EXCERPT:
I'm going to be looking for a digital interface soon and want to get an idea of what workflows are working for people, and what hardware is getting them there. I'm really curious to hear about using outboard as inserts and auxes during mixing and how that's happening, as most of my outboard is well suited to that sort of application. (I already have a pretty serious console with good routing and master section, though I should probably rechip and recap it.)

Bear
wireline
Bear (Happy Birthday, by the way!!!)

I've been hitting all over the map lately. I have used (just in the past 60 days) a total ITB, internal summed out to a damn good Ramsa 16 channel board, complete 24 track mixed thru the Soundtracs console, and everything in between...

YOUR TASKS:
1. In the forum thread about digital interfaces, what console was a complete 24 track mixed through?
2. Copy out the forum thread word for word, starting at "I'm going to" and ending at "everything in between...".

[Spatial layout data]
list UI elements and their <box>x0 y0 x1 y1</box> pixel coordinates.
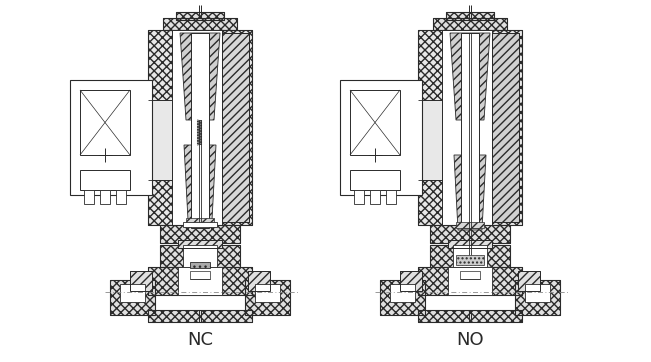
Bar <box>245 280 290 315</box>
Bar <box>148 30 252 225</box>
Bar <box>148 267 252 295</box>
Bar <box>148 100 172 180</box>
Bar <box>110 280 155 315</box>
Bar <box>160 245 240 267</box>
Bar <box>120 284 145 302</box>
Bar <box>418 30 522 225</box>
Bar <box>80 90 130 155</box>
Bar <box>160 245 240 267</box>
Bar <box>100 190 110 204</box>
Bar <box>386 190 396 204</box>
Bar <box>178 240 222 248</box>
Bar <box>418 267 522 295</box>
Bar <box>84 190 94 204</box>
Bar <box>418 310 522 322</box>
Bar <box>418 30 522 225</box>
Bar <box>418 100 442 180</box>
Bar <box>222 33 249 222</box>
Bar <box>448 240 492 248</box>
Bar <box>116 190 126 204</box>
Text: NC: NC <box>187 331 213 349</box>
Polygon shape <box>184 145 216 220</box>
Bar <box>191 33 209 228</box>
Bar <box>148 310 252 322</box>
Bar <box>448 240 492 248</box>
Bar <box>183 222 217 227</box>
Bar <box>163 18 237 30</box>
Bar <box>453 245 487 267</box>
Bar <box>163 18 237 30</box>
Bar <box>350 170 400 190</box>
Bar <box>130 271 152 291</box>
Bar <box>380 280 425 315</box>
Bar <box>430 225 510 243</box>
Bar <box>222 33 249 222</box>
Bar <box>518 271 540 291</box>
Bar <box>518 271 540 291</box>
Bar <box>183 245 217 267</box>
Polygon shape <box>180 33 220 120</box>
Bar <box>350 90 400 155</box>
Text: NO: NO <box>456 331 484 349</box>
Bar <box>190 271 210 279</box>
Bar <box>255 284 280 302</box>
Bar <box>448 267 492 295</box>
Bar <box>442 30 492 225</box>
Bar <box>245 280 290 315</box>
Bar <box>456 255 484 265</box>
Bar <box>430 245 510 267</box>
Bar <box>515 280 560 315</box>
Bar <box>515 280 560 315</box>
Bar <box>248 271 270 291</box>
Bar <box>446 12 494 20</box>
Bar <box>492 33 519 222</box>
Bar <box>148 267 252 295</box>
Bar <box>148 30 252 225</box>
Bar <box>430 225 510 243</box>
Bar <box>400 271 422 291</box>
Bar <box>354 190 364 204</box>
Bar <box>380 280 425 315</box>
Bar <box>110 280 155 315</box>
Polygon shape <box>454 155 486 230</box>
Bar <box>248 271 270 291</box>
Bar <box>418 267 522 295</box>
Bar <box>461 33 479 228</box>
Bar <box>148 310 252 322</box>
Bar <box>418 310 522 322</box>
Bar <box>190 262 210 268</box>
Bar <box>160 225 240 243</box>
Bar <box>370 190 380 204</box>
Bar <box>433 18 507 30</box>
Bar <box>400 271 422 291</box>
Bar <box>430 245 510 267</box>
Bar <box>130 271 152 291</box>
Polygon shape <box>450 33 490 120</box>
Bar <box>390 284 415 302</box>
Bar <box>460 271 480 279</box>
Bar <box>160 225 240 243</box>
Bar <box>176 12 224 20</box>
Bar <box>446 12 494 20</box>
Bar <box>525 284 550 302</box>
Bar <box>178 267 222 295</box>
Bar <box>492 33 519 222</box>
Bar <box>176 12 224 20</box>
Bar <box>70 80 152 195</box>
Bar <box>340 80 422 195</box>
Bar <box>433 18 507 30</box>
Bar <box>186 218 214 226</box>
Bar <box>80 170 130 190</box>
Bar <box>172 30 222 225</box>
Bar <box>178 240 222 248</box>
Bar <box>456 222 484 228</box>
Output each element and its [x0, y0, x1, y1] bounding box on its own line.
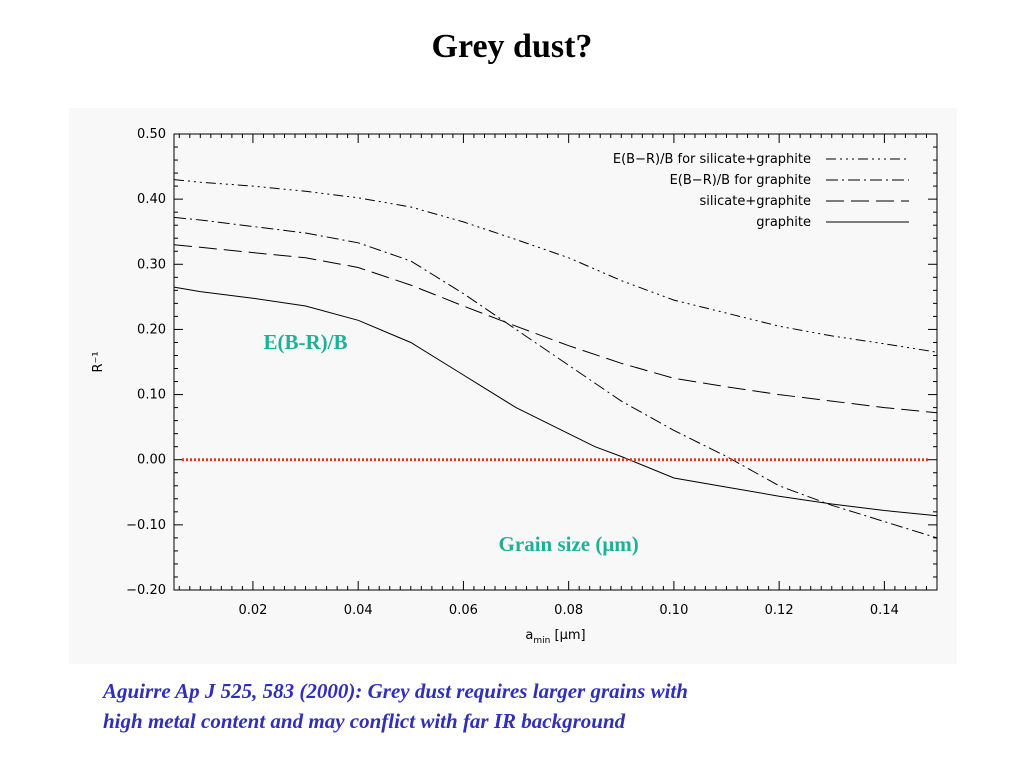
legend-label: silicate+graphite	[700, 194, 811, 209]
caption-line-2: high metal content and may conflict with…	[103, 709, 626, 733]
plot-frame	[173, 133, 938, 591]
y-tick-label: 0.20	[137, 322, 166, 337]
slide-title: Grey dust?	[431, 28, 593, 65]
y-tick-label: −0.10	[126, 518, 166, 533]
caption-line-1: Aguirre Ap J 525, 583 (2000): Grey dust …	[103, 679, 688, 703]
x-tick-label: 0.12	[765, 603, 794, 618]
legend-label: graphite	[756, 215, 811, 230]
x-tick-label: 0.08	[554, 603, 583, 618]
legend-label: E(B−R)/B for silicate+graphite	[613, 152, 811, 167]
x-tick-label: 0.04	[344, 603, 373, 618]
line-chart: −0.20 −0.10 0.00 0.10 0.20 0.30 0.40 0.50 0.02 0.…	[91, 127, 938, 646]
x-tick-label: 0.10	[659, 603, 688, 618]
annotation-grain-size: Grain size (μm)	[499, 532, 639, 556]
series-line-3	[173, 244, 938, 414]
y-tick-label: 0.00	[137, 453, 166, 468]
y-tick-label: 0.30	[137, 257, 166, 272]
series-line-4	[173, 286, 938, 517]
x-axis-label: amin [μm]	[525, 628, 585, 646]
x-tick-label: 0.06	[449, 603, 478, 618]
y-axis-label: R⁻¹	[91, 351, 106, 372]
y-tick-label: 0.10	[137, 388, 166, 403]
legend-label: E(B−R)/B for graphite	[670, 173, 811, 188]
y-tick-label: 0.40	[137, 192, 166, 207]
figure-panel: −0.20 −0.10 0.00 0.10 0.20 0.30 0.40 0.50 0.02 0.…	[69, 108, 957, 664]
x-tick-label: 0.14	[870, 603, 899, 618]
series-line-2	[173, 216, 938, 539]
y-tick-label: 0.50	[137, 127, 166, 142]
series-line-1	[173, 179, 938, 353]
annotation-ebr: E(B-R)/B	[263, 330, 347, 354]
caption: Aguirre Ap J 525, 583 (2000): Grey dust …	[103, 676, 923, 736]
y-tick-label: −0.20	[126, 583, 166, 598]
x-tick-label: 0.02	[238, 603, 267, 618]
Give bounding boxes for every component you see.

SOLUTION SET:
1. The Soundtracs console.

2.
I'm going to be looking for a digital interface soon and want to get an idea of what workflows are working for people, and what hardware is getting them there. I'm really curious to hear about using outboard as inserts and auxes during mixing and how that's happening, as most of my outboard is well suited to that sort of application. (I already have a pretty serious console with good routing and master section, though I should probably rechip and recap it.)

Bear
wireline
Bear (Happy Birthday, by the way!!!)

I've been hitting all over the map lately. I have used (just in the past 60 days) a total ITB, internal summed out to a damn good Ramsa 16 channel board, complete 24 track mixed thru the Soundtracs console, and everything in between...